- _Texto de origen_
Tras la debacle del debate entre Trump y Biden, el partido demócrata se vio obligado a reconocer las debilidades de su candidato que hasta entonces había negado. Encomendaron a Kamala Harris resucitar las esperanzas electorales de su formación. Pero se equivocaron pensando que bastaba con cambiar lal cabeza de cartel y no el discurso. Harris se encontró con el dilema de qué hacer con el incómodo legado del presidente bajo el que había ejercido. Distanciarse de Biden no era creíble, al fin y al cabo ella era parte de esa misma administración, pero tampoco podía abrazar una gestión que la mayoría de la población rechazaba. Trump, hábilmente, criticó que proponía soluciones a los problemas que ella había creado. Asimismo, las encuestas mostraban que el electorado la situaba más a la izquierda de Biden. Todo ello en un país que ideológicamente se encuentra en un centro-derecha.
Resulta sorprendente que a la constante pregunta de los periodistas de qué haría diferente que Biden la única respuesta de Harris fuese “habrá republicanos en mi administración”. Como escribí hace unos meses, mi percepción del debate entre ella y Trump fue que, si bien el expresidente había perdido por su comportamiento errático, la candidata no había sido capaz de ofrecer al elector indeciso un motivo por el que votarla. Especialmente vagas fueron sus respuestas sobre sus planes para gestionar la economía. Su campaña se centró en recordar a los votantes los defectos de Trump, ignorando que aquellos que temían el retorno del magnate ya iban a votarla. Frente a las propuestas que ofrecía el magnate, como bajar los impuestos o deportar masivamente a inmigrantes ilegales, apenas se encontraba en la candidata un rastro de propuesta más allá de no ser su rival.

Entradas de la colección
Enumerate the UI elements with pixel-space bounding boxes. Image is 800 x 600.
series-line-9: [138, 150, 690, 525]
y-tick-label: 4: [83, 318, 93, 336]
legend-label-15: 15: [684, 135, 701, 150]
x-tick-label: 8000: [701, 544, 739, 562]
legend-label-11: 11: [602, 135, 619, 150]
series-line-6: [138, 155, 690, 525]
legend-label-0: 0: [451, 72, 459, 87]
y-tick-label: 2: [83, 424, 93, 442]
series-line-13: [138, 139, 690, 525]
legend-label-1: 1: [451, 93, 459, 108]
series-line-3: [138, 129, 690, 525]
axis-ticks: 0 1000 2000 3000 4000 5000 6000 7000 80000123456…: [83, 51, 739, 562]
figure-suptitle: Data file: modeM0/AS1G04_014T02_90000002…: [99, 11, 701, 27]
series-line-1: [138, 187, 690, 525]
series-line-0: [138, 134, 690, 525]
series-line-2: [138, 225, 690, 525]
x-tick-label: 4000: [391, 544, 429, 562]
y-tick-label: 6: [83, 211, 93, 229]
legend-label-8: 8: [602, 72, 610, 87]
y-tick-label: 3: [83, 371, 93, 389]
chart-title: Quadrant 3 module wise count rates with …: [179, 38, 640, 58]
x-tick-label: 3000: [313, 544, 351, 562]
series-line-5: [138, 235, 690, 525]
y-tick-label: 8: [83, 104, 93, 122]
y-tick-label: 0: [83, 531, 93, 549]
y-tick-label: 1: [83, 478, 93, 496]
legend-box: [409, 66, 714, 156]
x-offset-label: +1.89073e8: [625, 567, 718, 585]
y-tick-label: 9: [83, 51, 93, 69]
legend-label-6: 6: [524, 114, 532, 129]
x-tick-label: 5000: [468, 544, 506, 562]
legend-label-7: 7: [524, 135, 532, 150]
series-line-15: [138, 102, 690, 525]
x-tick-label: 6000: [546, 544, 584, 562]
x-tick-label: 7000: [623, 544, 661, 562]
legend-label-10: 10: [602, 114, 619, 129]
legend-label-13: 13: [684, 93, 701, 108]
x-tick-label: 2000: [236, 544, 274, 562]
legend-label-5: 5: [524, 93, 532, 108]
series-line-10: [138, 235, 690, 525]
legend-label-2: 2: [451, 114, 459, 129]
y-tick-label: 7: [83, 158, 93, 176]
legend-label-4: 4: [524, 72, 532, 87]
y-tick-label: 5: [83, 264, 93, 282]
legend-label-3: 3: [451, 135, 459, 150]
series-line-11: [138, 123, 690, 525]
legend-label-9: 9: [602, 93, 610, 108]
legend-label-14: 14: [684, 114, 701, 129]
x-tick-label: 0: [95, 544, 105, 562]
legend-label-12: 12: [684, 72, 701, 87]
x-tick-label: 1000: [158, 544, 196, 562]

- _Tareas propuestas_
**a)** En el texto sobre la campaña de Kamala Harris, ¿cuál era la única respuesta de Harris cuando los periodistas le preguntaban qué haría diferente que Biden?
**b)** Prosigue el texto sobre la campaña de Kamala Harris a partir de su última oración.
Las líneas de la colección son un material aparte, sin relación con el texto.

- _Respuestas por tarea_
**a)** Que habría republicanos en su administración.

**b)**
Si hiciésemos el experimento de olvidar los nombres de los candidatos y analizar esta elección de forma neutral (un presidente impopular obligado a retirarse, reemplazado por una candidata vista como aún más de izquierdas, una percepción negativa de la economía…), hubiésemos llegado a la conclusión de que el partido de la oposición era el favorito en esta contienda. Todo ello ignorando otros factores como el sesgo conservador del colegio electoral, que en los sondeos Harris no tenía una ventaja suficiente para superarlo, o el constante error de las encuestas en contra de Trump.
La respuesta a por qué el partido demócrata ha perdido estas elecciones es sencilla: el votante simplemente no les ha comprado el discurso. El giro hacia el partido republicano se ha dado en casi todos los grupos demográficos. El rechazo ha sido total. No cabe atribuirlo a la pérdida de apoyo entre la población hispana, afroamericana o de clase baja como se hizo en las anteriores. El electorado ha rechazado el modelo de gobierno de Biden. Kamala Harris se pasó los últimos meses de la campaña intentando convencer al votante indeciso que escogiese el mal menor. Y le hizo caso, solo que esta vez Donald Trump era el riesgo asumible.